Directive
Write out the material exactly. Do not include the pictures.

Data for this task
-------------------------
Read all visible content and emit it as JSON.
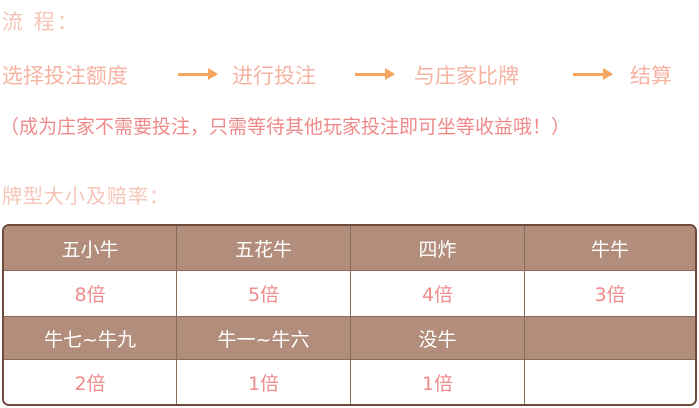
{
  "flow": {
    "title": "流 程：",
    "steps": [
      "选择投注额度",
      "进行投注",
      "与庄家比牌",
      "结算"
    ],
    "note": "（成为庄家不需要投注，只需等待其他玩家投注即可坐等收益哦！）"
  },
  "odds": {
    "title": "牌型大小及赔率：",
    "rows": [
      {
        "hands": [
          "五小牛",
          "五花牛",
          "四炸",
          "牛牛"
        ],
        "multipliers": [
          "8倍",
          "5倍",
          "4倍",
          "3倍"
        ]
      },
      {
        "hands": [
          "牛七~牛九",
          "牛一~牛六",
          "没牛",
          ""
        ],
        "multipliers": [
          "2倍",
          "1倍",
          "1倍",
          ""
        ]
      }
    ]
  },
  "colors": {
    "title_peach": "#f6c5b7",
    "step_salmon": "#f7b3a2",
    "arrow_orange": "#f5a55e",
    "note_pink": "#f08a8a",
    "header_brown": "#b28d7c",
    "border_brown": "#6d4a3c",
    "value_pink": "#f08c8c"
  }
}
-------------------------
Answer
Read all visible content and emit it as JSON.
{
  "flow": {
    "title": "流 程：",
    "steps": [
      "选择投注额度",
      "进行投注",
      "与庄家比牌",
      "结算"
    ],
    "note": "（成为庄家不需要投注，只需等待其他玩家投注即可坐等收益哦！）"
  },
  "odds": {
    "title": "牌型大小及赔率：",
    "rows": [
      {
        "hands": [
          "五小牛",
          "五花牛",
          "四炸",
          "牛牛"
        ],
        "multipliers": [
          "8倍",
          "5倍",
          "4倍",
          "3倍"
        ]
      },
      {
        "hands": [
          "牛七~牛九",
          "牛一~牛六",
          "没牛",
          ""
        ],
        "multipliers": [
          "2倍",
          "1倍",
          "1倍",
          ""
        ]
      }
    ]
  },
  "colors": {
    "title_peach": "#f6c5b7",
    "step_salmon": "#f7b3a2",
    "arrow_orange": "#f5a55e",
    "note_pink": "#f08a8a",
    "header_brown": "#b28d7c",
    "border_brown": "#6d4a3c",
    "value_pink": "#f08c8c"
  }
}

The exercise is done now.